* Begin Dataset entries *

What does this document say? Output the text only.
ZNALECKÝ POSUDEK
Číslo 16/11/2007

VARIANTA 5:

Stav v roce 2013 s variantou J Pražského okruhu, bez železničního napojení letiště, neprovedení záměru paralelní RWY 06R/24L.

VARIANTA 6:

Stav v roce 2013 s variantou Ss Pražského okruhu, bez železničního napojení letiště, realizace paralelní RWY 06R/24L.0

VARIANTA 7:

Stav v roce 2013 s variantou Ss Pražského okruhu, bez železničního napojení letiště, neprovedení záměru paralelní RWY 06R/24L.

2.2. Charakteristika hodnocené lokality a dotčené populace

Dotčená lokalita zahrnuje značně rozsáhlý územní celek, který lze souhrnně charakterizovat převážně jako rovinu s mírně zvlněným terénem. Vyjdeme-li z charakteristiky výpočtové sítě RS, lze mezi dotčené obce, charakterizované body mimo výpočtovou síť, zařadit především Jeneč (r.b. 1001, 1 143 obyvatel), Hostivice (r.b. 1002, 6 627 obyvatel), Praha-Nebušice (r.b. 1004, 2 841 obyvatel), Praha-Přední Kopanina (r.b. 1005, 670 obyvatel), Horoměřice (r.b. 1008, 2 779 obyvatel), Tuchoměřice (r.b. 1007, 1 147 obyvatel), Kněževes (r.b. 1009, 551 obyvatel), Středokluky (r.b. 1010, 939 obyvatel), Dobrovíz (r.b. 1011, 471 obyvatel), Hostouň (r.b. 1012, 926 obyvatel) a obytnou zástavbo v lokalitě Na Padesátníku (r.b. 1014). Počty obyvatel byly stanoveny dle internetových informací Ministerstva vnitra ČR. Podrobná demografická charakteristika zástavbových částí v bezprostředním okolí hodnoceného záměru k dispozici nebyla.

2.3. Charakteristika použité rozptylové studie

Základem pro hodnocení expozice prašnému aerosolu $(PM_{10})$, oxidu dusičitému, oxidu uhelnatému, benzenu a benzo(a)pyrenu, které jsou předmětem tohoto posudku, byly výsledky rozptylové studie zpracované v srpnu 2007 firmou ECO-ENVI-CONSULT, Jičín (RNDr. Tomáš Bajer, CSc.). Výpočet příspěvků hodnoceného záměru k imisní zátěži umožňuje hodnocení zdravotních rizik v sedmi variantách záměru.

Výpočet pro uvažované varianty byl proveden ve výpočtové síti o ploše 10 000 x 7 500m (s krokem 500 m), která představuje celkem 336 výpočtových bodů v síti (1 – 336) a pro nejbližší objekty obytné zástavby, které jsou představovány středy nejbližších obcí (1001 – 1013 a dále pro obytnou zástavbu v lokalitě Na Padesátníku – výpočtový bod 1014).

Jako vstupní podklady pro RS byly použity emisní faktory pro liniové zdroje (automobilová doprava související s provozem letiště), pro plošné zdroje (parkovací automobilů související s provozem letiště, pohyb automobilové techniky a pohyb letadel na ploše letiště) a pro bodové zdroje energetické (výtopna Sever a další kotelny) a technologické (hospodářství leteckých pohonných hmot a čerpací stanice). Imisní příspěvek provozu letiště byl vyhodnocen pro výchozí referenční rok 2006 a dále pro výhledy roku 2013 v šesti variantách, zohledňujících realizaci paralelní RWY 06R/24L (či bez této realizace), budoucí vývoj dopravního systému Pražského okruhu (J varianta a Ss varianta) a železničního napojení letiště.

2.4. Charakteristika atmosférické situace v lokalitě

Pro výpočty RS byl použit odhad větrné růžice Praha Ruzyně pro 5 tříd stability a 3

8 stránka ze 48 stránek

* End Dataset entries *

What to do — Repeat the records exactly, including every line.

Task output —
What does this document say? Output the text only.
ZNALECKÝ POSUDEK
Číslo 16/11/2007

VARIANTA 5:

Stav v roce 2013 s variantou J Pražského okruhu, bez železničního napojení letiště, neprovedení záměru paralelní RWY 06R/24L.

VARIANTA 6:

Stav v roce 2013 s variantou Ss Pražského okruhu, bez železničního napojení letiště, realizace paralelní RWY 06R/24L.0

VARIANTA 7:

Stav v roce 2013 s variantou Ss Pražského okruhu, bez železničního napojení letiště, neprovedení záměru paralelní RWY 06R/24L.

2.2. Charakteristika hodnocené lokality a dotčené populace

Dotčená lokalita zahrnuje značně rozsáhlý územní celek, který lze souhrnně charakterizovat převážně jako rovinu s mírně zvlněným terénem. Vyjdeme-li z charakteristiky výpočtové sítě RS, lze mezi dotčené obce, charakterizované body mimo výpočtovou síť, zařadit především Jeneč (r.b. 1001, 1 143 obyvatel), Hostivice (r.b. 1002, 6 627 obyvatel), Praha-Nebušice (r.b. 1004, 2 841 obyvatel), Praha-Přední Kopanina (r.b. 1005, 670 obyvatel), Horoměřice (r.b. 1008, 2 779 obyvatel), Tuchoměřice (r.b. 1007, 1 147 obyvatel), Kněževes (r.b. 1009, 551 obyvatel), Středokluky (r.b. 1010, 939 obyvatel), Dobrovíz (r.b. 1011, 471 obyvatel), Hostouň (r.b. 1012, 926 obyvatel) a obytnou zástavbo v lokalitě Na Padesátníku (r.b. 1014). Počty obyvatel byly stanoveny dle internetových informací Ministerstva vnitra ČR. Podrobná demografická charakteristika zástavbových částí v bezprostředním okolí hodnoceného záměru k dispozici nebyla.

2.3. Charakteristika použité rozptylové studie

Základem pro hodnocení expozice prašnému aerosolu $(PM_{10})$, oxidu dusičitému, oxidu uhelnatému, benzenu a benzo(a)pyrenu, které jsou předmětem tohoto posudku, byly výsledky rozptylové studie zpracované v srpnu 2007 firmou ECO-ENVI-CONSULT, Jičín (RNDr. Tomáš Bajer, CSc.). Výpočet příspěvků hodnoceného záměru k imisní zátěži umožňuje hodnocení zdravotních rizik v sedmi variantách záměru.

Výpočet pro uvažované varianty byl proveden ve výpočtové síti o ploše 10 000 x 7 500m (s krokem 500 m), která představuje celkem 336 výpočtových bodů v síti (1 – 336) a pro nejbližší objekty obytné zástavby, které jsou představovány středy nejbližších obcí (1001 – 1013 a dále pro obytnou zástavbu v lokalitě Na Padesátníku – výpočtový bod 1014).

Jako vstupní podklady pro RS byly použity emisní faktory pro liniové zdroje (automobilová doprava související s provozem letiště), pro plošné zdroje (parkovací automobilů související s provozem letiště, pohyb automobilové techniky a pohyb letadel na ploše letiště) a pro bodové zdroje energetické (výtopna Sever a další kotelny) a technologické (hospodářství leteckých pohonných hmot a čerpací stanice). Imisní příspěvek provozu letiště byl vyhodnocen pro výchozí referenční rok 2006 a dále pro výhledy roku 2013 v šesti variantách, zohledňujících realizaci paralelní RWY 06R/24L (či bez této realizace), budoucí vývoj dopravního systému Pražského okruhu (J varianta a Ss varianta) a železničního napojení letiště.

2.4. Charakteristika atmosférické situace v lokalitě

Pro výpočty RS byl použit odhad větrné růžice Praha Ruzyně pro 5 tříd stability a 3

8 stránka ze 48 stránek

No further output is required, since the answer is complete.